Exactly as written, quote every line that follows, skipping the images.

[Begin Material for the task]

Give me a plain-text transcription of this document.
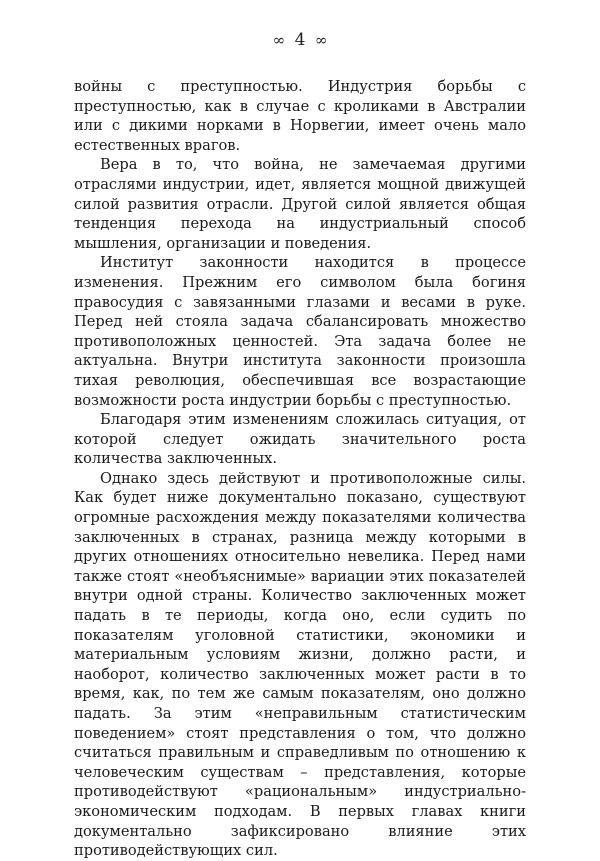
∞ 4 ∞

войны с преступностью. Индустрия борьбы с преступностью, как в случае с кроликами в Австралии или с дикими норками в Норвегии, имеет очень мало естественных врагов.

Вера в то, что война, не замечаемая другими отраслями индустрии, идет, является мощной движущей силой развития отрасли. Другой силой является общая тенденция перехода на индустриальный способ мышления, организации и поведения.

Институт законности находится в процессе изменения. Прежним его символом была богиня правосудия с завязанными глазами и весами в руке. Перед ней стояла задача сбалансировать множество противоположных ценностей. Эта задача более не актуальна. Внутри института законности произошла тихая революция, обеспечившая все возрастающие возможности роста индустрии борьбы с преступностью.

Благодаря этим изменениям сложилась ситуация, от которой следует ожидать значительного роста количества заключенных.

Однако здесь действуют и противоположные силы. Как будет ниже документально показано, существуют огромные расхождения между показателями количества заключенных в странах, разница между которыми в других отношениях относительно невелика. Перед нами также стоят «необъяснимые» вариации этих показателей внутри одной страны. Количество заключенных может падать в те периоды, когда оно, если судить по показателям уголовной статистики, экономики и материальным условиям жизни, должно расти, и наоборот, количество заключенных может расти в то время, как, по тем же самым показателям, оно должно падать. За этим «неправильным статистическим поведением» стоят представления о том, что должно считаться правильным и справедливым по отношению к человеческим существам – представления, которые противодействуют «рациональным» индустриально-экономическим подходам. В первых главах книги документально зафиксировано влияние этих противодействующих сил.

[End Material for the task]

• Solution to this problem:
Give me a plain-text transcription of this document.
∞ 4 ∞

войны с преступностью. Индустрия борьбы с преступностью, как в случае с кроликами в Австралии или с дикими норками в Норвегии, имеет очень мало естественных врагов.

Вера в то, что война, не замечаемая другими отраслями индустрии, идет, является мощной движущей силой развития отрасли. Другой силой является общая тенденция перехода на индустриальный способ мышления, организации и поведения.

Институт законности находится в процессе изменения. Прежним его символом была богиня правосудия с завязанными глазами и весами в руке. Перед ней стояла задача сбалансировать множество противоположных ценностей. Эта задача более не актуальна. Внутри института законности произошла тихая революция, обеспечившая все возрастающие возможности роста индустрии борьбы с преступностью.

Благодаря этим изменениям сложилась ситуация, от которой следует ожидать значительного роста количества заключенных.

Однако здесь действуют и противоположные силы. Как будет ниже документально показано, существуют огромные расхождения между показателями количества заключенных в странах, разница между которыми в других отношениях относительно невелика. Перед нами также стоят «необъяснимые» вариации этих показателей внутри одной страны. Количество заключенных может падать в те периоды, когда оно, если судить по показателям уголовной статистики, экономики и материальным условиям жизни, должно расти, и наоборот, количество заключенных может расти в то время, как, по тем же самым показателям, оно должно падать. За этим «неправильным статистическим поведением» стоят представления о том, что должно считаться правильным и справедливым по отношению к человеческим существам – представления, которые противодействуют «рациональным» индустриально-экономическим подходам. В первых главах книги документально зафиксировано влияние этих противодействующих сил.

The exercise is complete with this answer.